> _WHAT YOU SHOULD DO_: Go through the lines below. Copy those with "Area".

> _INPUT RECORDS_:
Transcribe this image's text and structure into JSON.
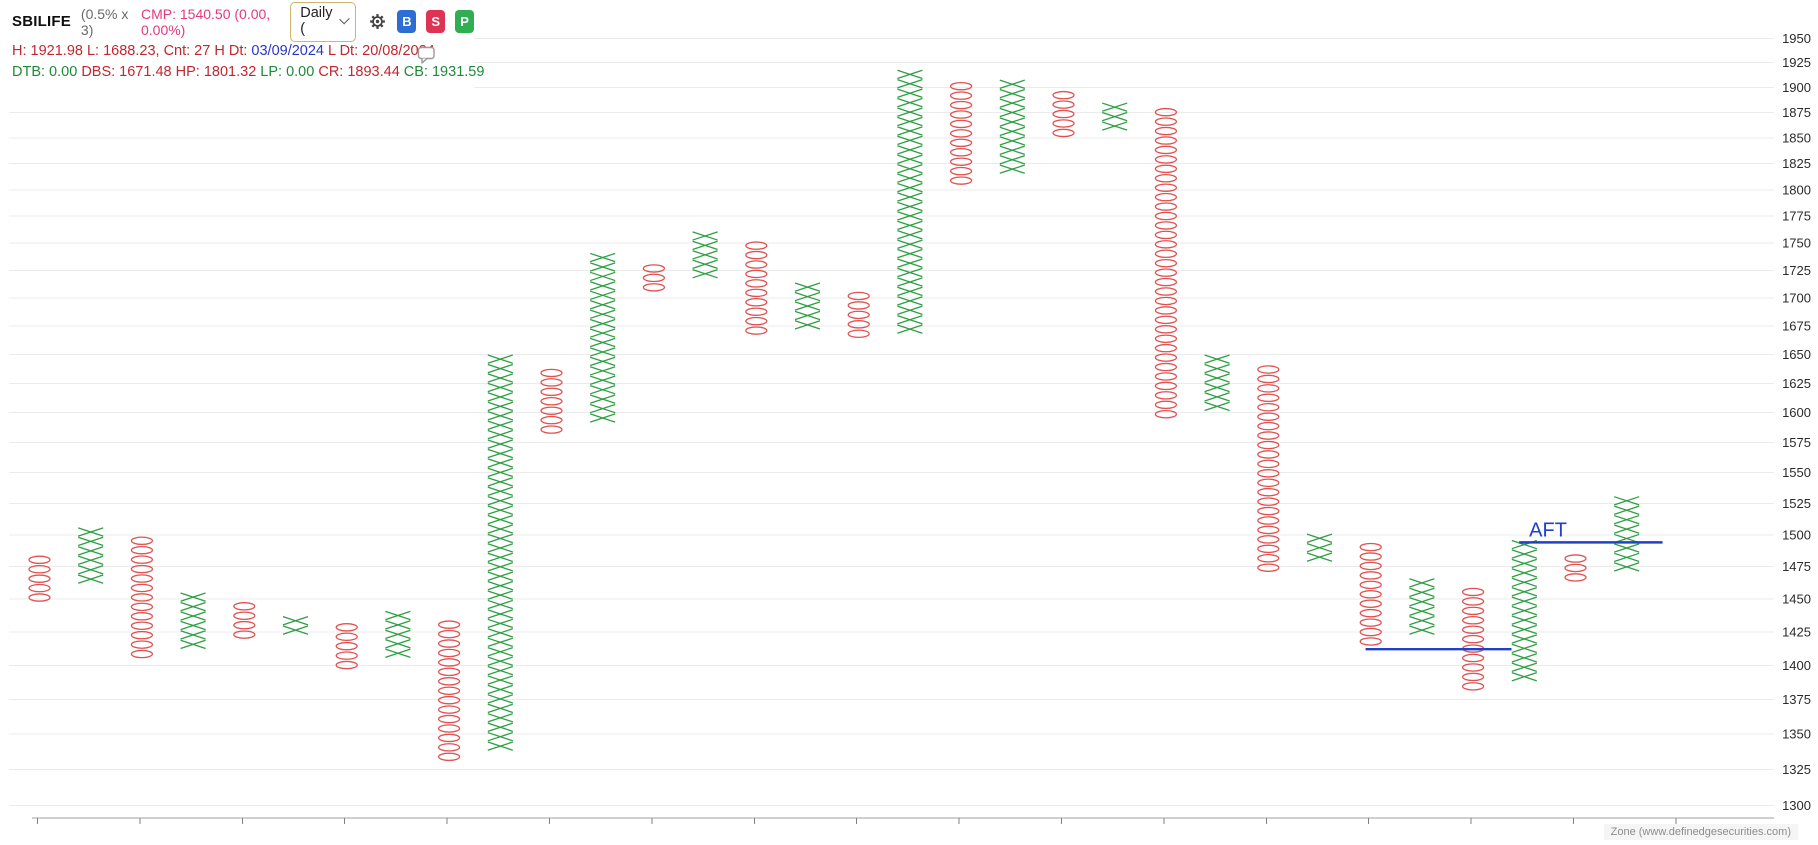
{
  "header": {
    "symbol": "SBILIFE",
    "params": "(0.5% x 3)",
    "cmp": "CMP: 1540.50 (0.00, 0.00%)",
    "timeframe": "Daily (",
    "buy_label": "B",
    "sell_label": "S",
    "p_label": "P",
    "stats_line1": [
      {
        "text": "H: 1921.98 L: 1688.23, Cnt: 27 H Dt: ",
        "color": "#c2262f"
      },
      {
        "text": "03/09/2024",
        "color": "#2936cc"
      },
      {
        "text": " L Dt: ",
        "color": "#c2262f"
      },
      {
        "text": "20/08/2024",
        "color": "#c2262f"
      }
    ],
    "stats_line2": [
      {
        "text": "DTB: 0.00 ",
        "color": "#1d8a3a"
      },
      {
        "text": "DBS: 1671.48 ",
        "color": "#c2262f"
      },
      {
        "text": "HP: 1801.32 ",
        "color": "#c2262f"
      },
      {
        "text": "LP: 0.00 ",
        "color": "#1d8a3a"
      },
      {
        "text": "CR: 1893.44 ",
        "color": "#c2262f"
      },
      {
        "text": "CB: 1931.59",
        "color": "#1d8a3a"
      }
    ]
  },
  "watermark": "Zone (www.definedgesecurities.com)",
  "chart_data": {
    "type": "point-and-figure",
    "symbol": "SBILIFE",
    "box_size_pct": 0.5,
    "reversal": 3,
    "timeframe": "Daily",
    "y_scale": "log",
    "price_max": 1950,
    "price_min": 1300,
    "y_ticks": [
      1950,
      1925,
      1900,
      1875,
      1850,
      1825,
      1800,
      1775,
      1750,
      1725,
      1700,
      1675,
      1650,
      1625,
      1600,
      1575,
      1550,
      1525,
      1500,
      1475,
      1450,
      1425,
      1400,
      1375,
      1350,
      1325,
      1300
    ],
    "columns": [
      {
        "t": "O",
        "hi": 1484,
        "lo": 1448
      },
      {
        "t": "X",
        "hi": 1506,
        "lo": 1459
      },
      {
        "t": "O",
        "hi": 1499,
        "lo": 1404
      },
      {
        "t": "X",
        "hi": 1455,
        "lo": 1412
      },
      {
        "t": "O",
        "hi": 1448,
        "lo": 1417
      },
      {
        "t": "X",
        "hi": 1437,
        "lo": 1420
      },
      {
        "t": "O",
        "hi": 1432,
        "lo": 1396
      },
      {
        "t": "X",
        "hi": 1441,
        "lo": 1404
      },
      {
        "t": "O",
        "hi": 1434,
        "lo": 1329
      },
      {
        "t": "X",
        "hi": 1650,
        "lo": 1337
      },
      {
        "t": "O",
        "hi": 1638,
        "lo": 1584
      },
      {
        "t": "X",
        "hi": 1741,
        "lo": 1588
      },
      {
        "t": "O",
        "hi": 1731,
        "lo": 1708
      },
      {
        "t": "X",
        "hi": 1761,
        "lo": 1714
      },
      {
        "t": "O",
        "hi": 1752,
        "lo": 1664
      },
      {
        "t": "X",
        "hi": 1714,
        "lo": 1672
      },
      {
        "t": "O",
        "hi": 1706,
        "lo": 1664
      },
      {
        "t": "X",
        "hi": 1918,
        "lo": 1672
      },
      {
        "t": "O",
        "hi": 1906,
        "lo": 1804
      },
      {
        "t": "X",
        "hi": 1908,
        "lo": 1813
      },
      {
        "t": "O",
        "hi": 1897,
        "lo": 1846
      },
      {
        "t": "X",
        "hi": 1885,
        "lo": 1858
      },
      {
        "t": "O",
        "hi": 1880,
        "lo": 1591
      },
      {
        "t": "X",
        "hi": 1650,
        "lo": 1598
      },
      {
        "t": "O",
        "hi": 1641,
        "lo": 1470
      },
      {
        "t": "X",
        "hi": 1501,
        "lo": 1479
      },
      {
        "t": "O",
        "hi": 1494,
        "lo": 1415
      },
      {
        "t": "X",
        "hi": 1466,
        "lo": 1423
      },
      {
        "t": "O",
        "hi": 1459,
        "lo": 1379
      },
      {
        "t": "X",
        "hi": 1496,
        "lo": 1386
      },
      {
        "t": "O",
        "hi": 1485,
        "lo": 1466
      },
      {
        "t": "X",
        "hi": 1531,
        "lo": 1470
      }
    ],
    "trendlines": [
      {
        "price": 1412,
        "from_col": 25.9,
        "to_col": 28.75,
        "label": ""
      },
      {
        "price": 1494,
        "from_col": 28.9,
        "to_col": 31.7,
        "label": "AFT"
      }
    ],
    "colors": {
      "x": "#2f9e44",
      "o": "#e05151",
      "trendline": "#2040cc",
      "grid": "#ebebeb"
    }
  }
}
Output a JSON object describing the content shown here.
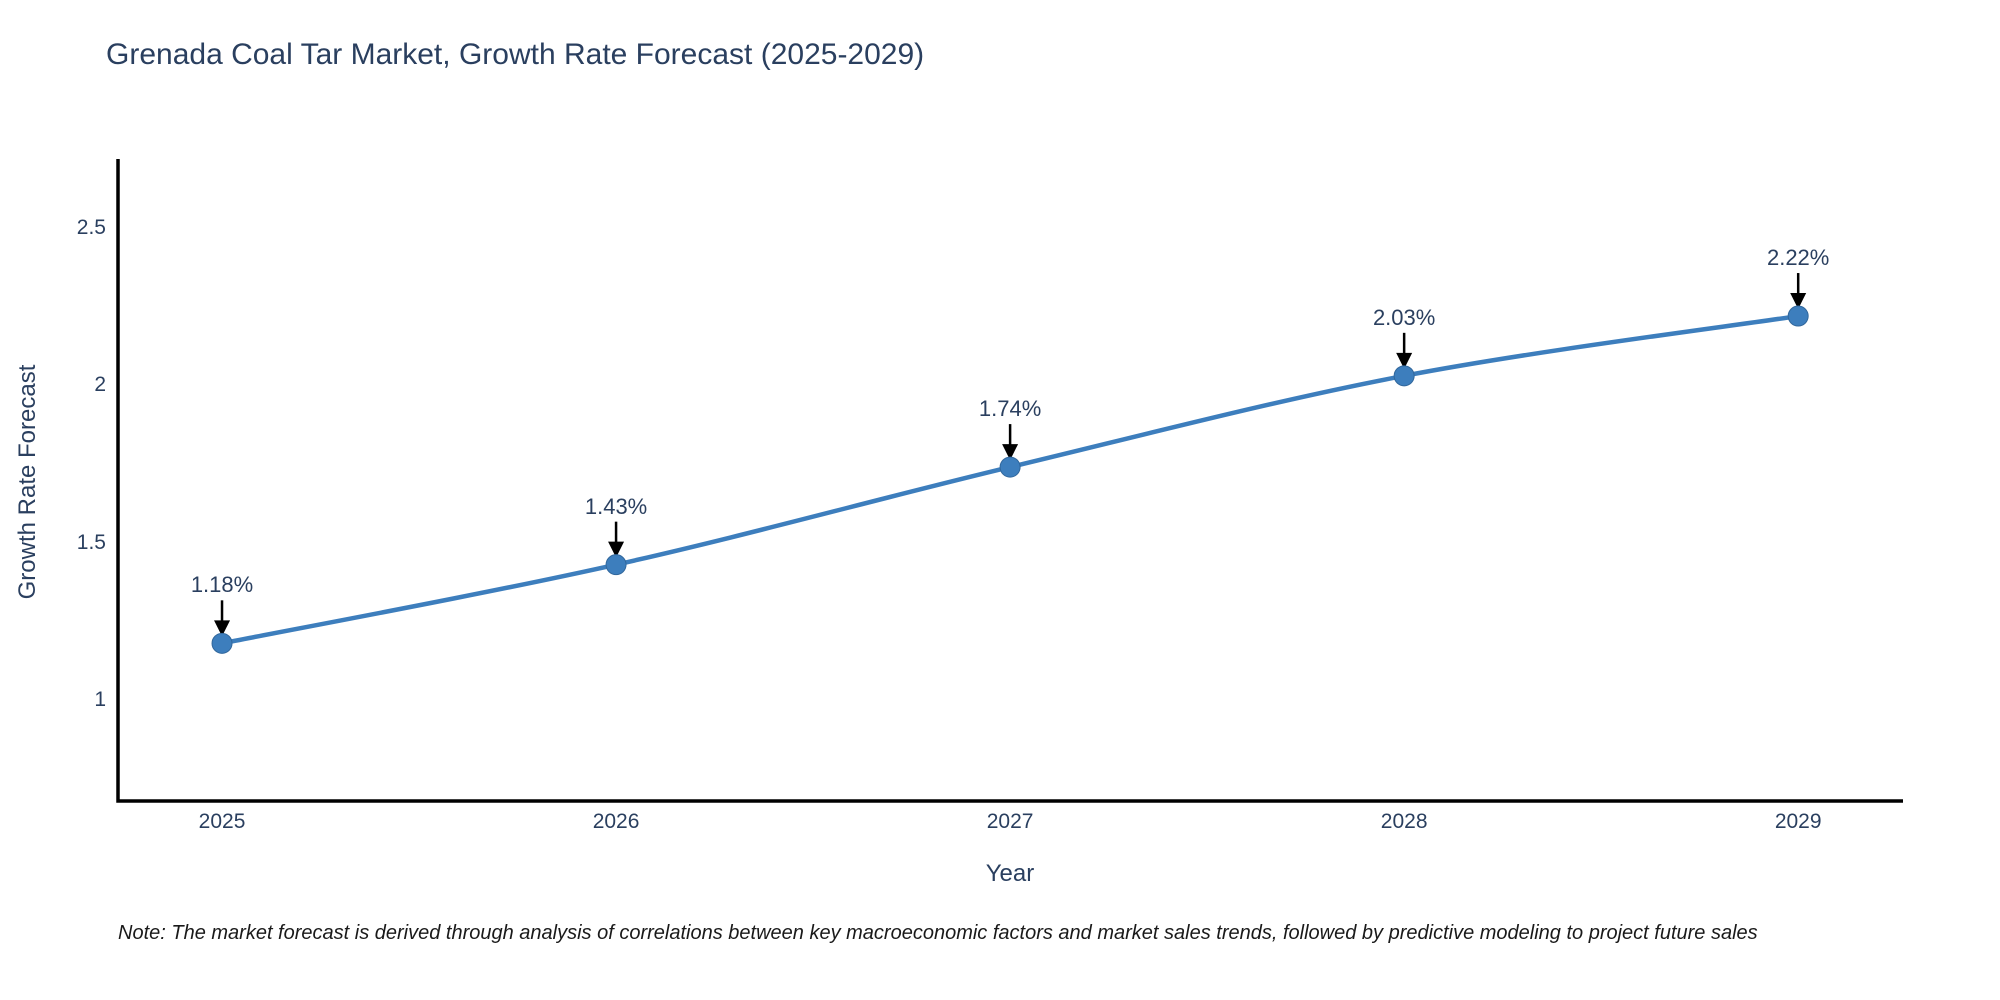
{
  "note": "Note: The market forecast is derived through analysis of correlations between key macroeconomic factors and market sales trends, followed by predictive modeling to project future sales",
  "chart_data": {
    "type": "line",
    "title": "Grenada Coal Tar Market, Growth Rate Forecast (2025-2029)",
    "xlabel": "Year",
    "ylabel": "Growth Rate Forecast",
    "x": [
      2025,
      2026,
      2027,
      2028,
      2029
    ],
    "values": [
      1.18,
      1.43,
      1.74,
      2.03,
      2.22
    ],
    "point_labels": [
      "1.18%",
      "1.43%",
      "1.74%",
      "2.03%",
      "2.22%"
    ],
    "xtick_labels": [
      "2025",
      "2026",
      "2027",
      "2028",
      "2029"
    ],
    "yticks": [
      1,
      1.5,
      2,
      2.5
    ],
    "ytick_labels": [
      "1",
      "1.5",
      "2",
      "2.5"
    ],
    "xlim": [
      2024.736,
      2029.266
    ],
    "ylim": [
      0.679,
      2.719
    ],
    "grid": false,
    "legend": false,
    "line_shape": "spline",
    "colors": {
      "line": "#3d7ebd",
      "marker": "#3d7ebd",
      "marker_edge": "#31679c",
      "axis": "#000000",
      "text": "#2a3f5f",
      "arrow": "#000000",
      "background": "#ffffff"
    }
  }
}
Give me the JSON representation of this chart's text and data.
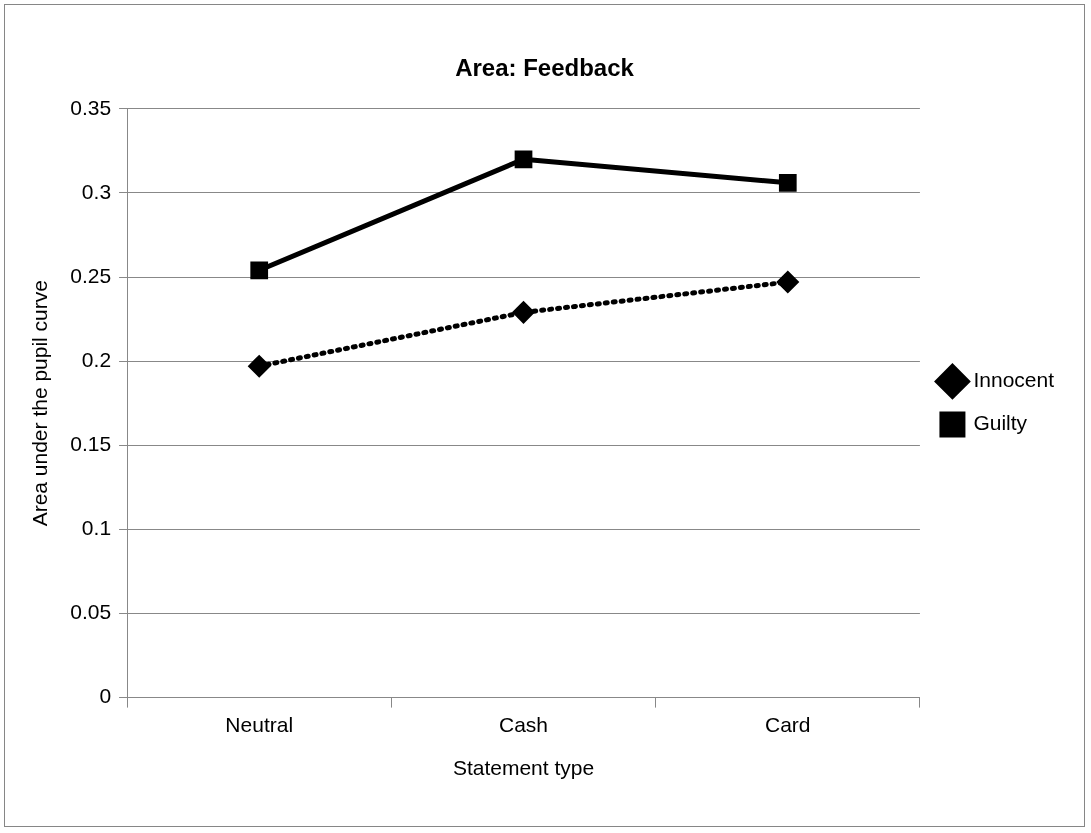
{
  "chart_data": {
    "type": "line",
    "title": "Area: Feedback",
    "xlabel": "Statement type",
    "ylabel": "Area under the pupil curve",
    "categories": [
      "Neutral",
      "Cash",
      "Card"
    ],
    "series": [
      {
        "name": "Innocent",
        "color": "#000000",
        "values": [
          0.197,
          0.229,
          0.247
        ],
        "marker": "diamond",
        "line_style": "dotted"
      },
      {
        "name": "Guilty",
        "color": "#000000",
        "values": [
          0.254,
          0.32,
          0.306
        ],
        "marker": "square",
        "line_style": "solid"
      }
    ],
    "ylim": [
      0,
      0.35
    ],
    "yticks": [
      0,
      0.05,
      0.1,
      0.15,
      0.2,
      0.25,
      0.3,
      0.35
    ],
    "grid": "y",
    "legend": "right"
  }
}
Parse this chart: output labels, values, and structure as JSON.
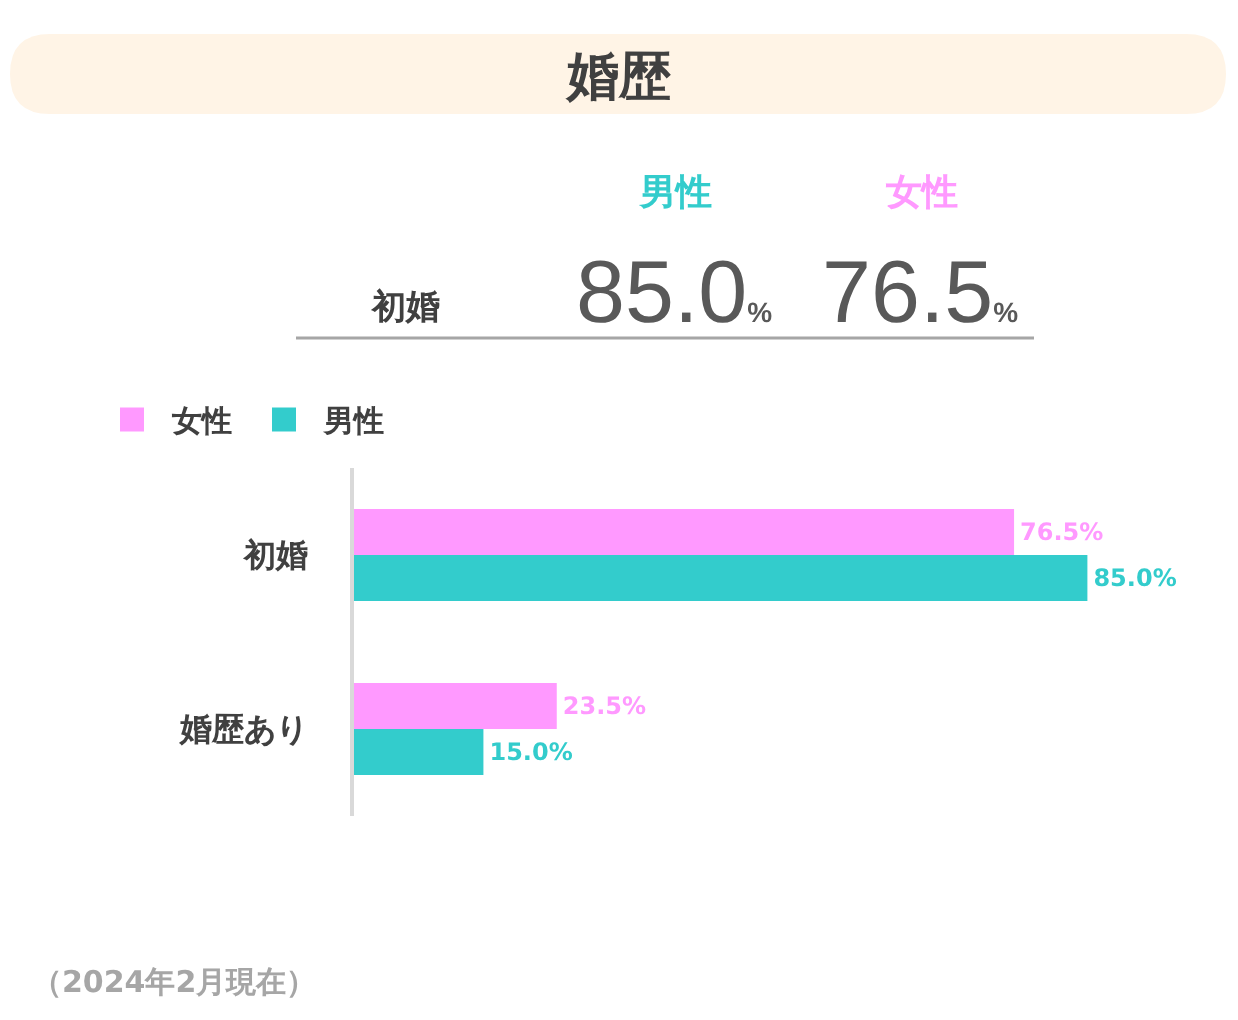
{
  "chart_data": [
    {
      "type": "other",
      "title": "婚歴",
      "categories": [
        "男性",
        "女性"
      ],
      "y_categories": [
        "初婚"
      ],
      "cell_labels": [
        [
          "85.0%",
          "76.5%"
        ]
      ],
      "colors": [
        "#33cccc",
        "#ff99ff"
      ]
    },
    {
      "type": "bar",
      "orientation": "horizontal",
      "categories": [
        "初婚",
        "婚歴あり"
      ],
      "series": [
        {
          "name": "女性",
          "color": "#ff99ff",
          "values": [
            76.5,
            23.5
          ],
          "value_labels": [
            "76.5%",
            "23.5%"
          ]
        },
        {
          "name": "男性",
          "color": "#33cccc",
          "values": [
            85.0,
            15.0
          ],
          "value_labels": [
            "85.0%",
            "15.0%"
          ]
        }
      ],
      "legend": "top left",
      "tick_labels": "y",
      "annotations": [
        "（2024年2月現在）"
      ]
    }
  ]
}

> _RESPONSE TO THE TASK_:
    "title": "Area: Feedback",
    "ylabel": "Area under the pupil curve",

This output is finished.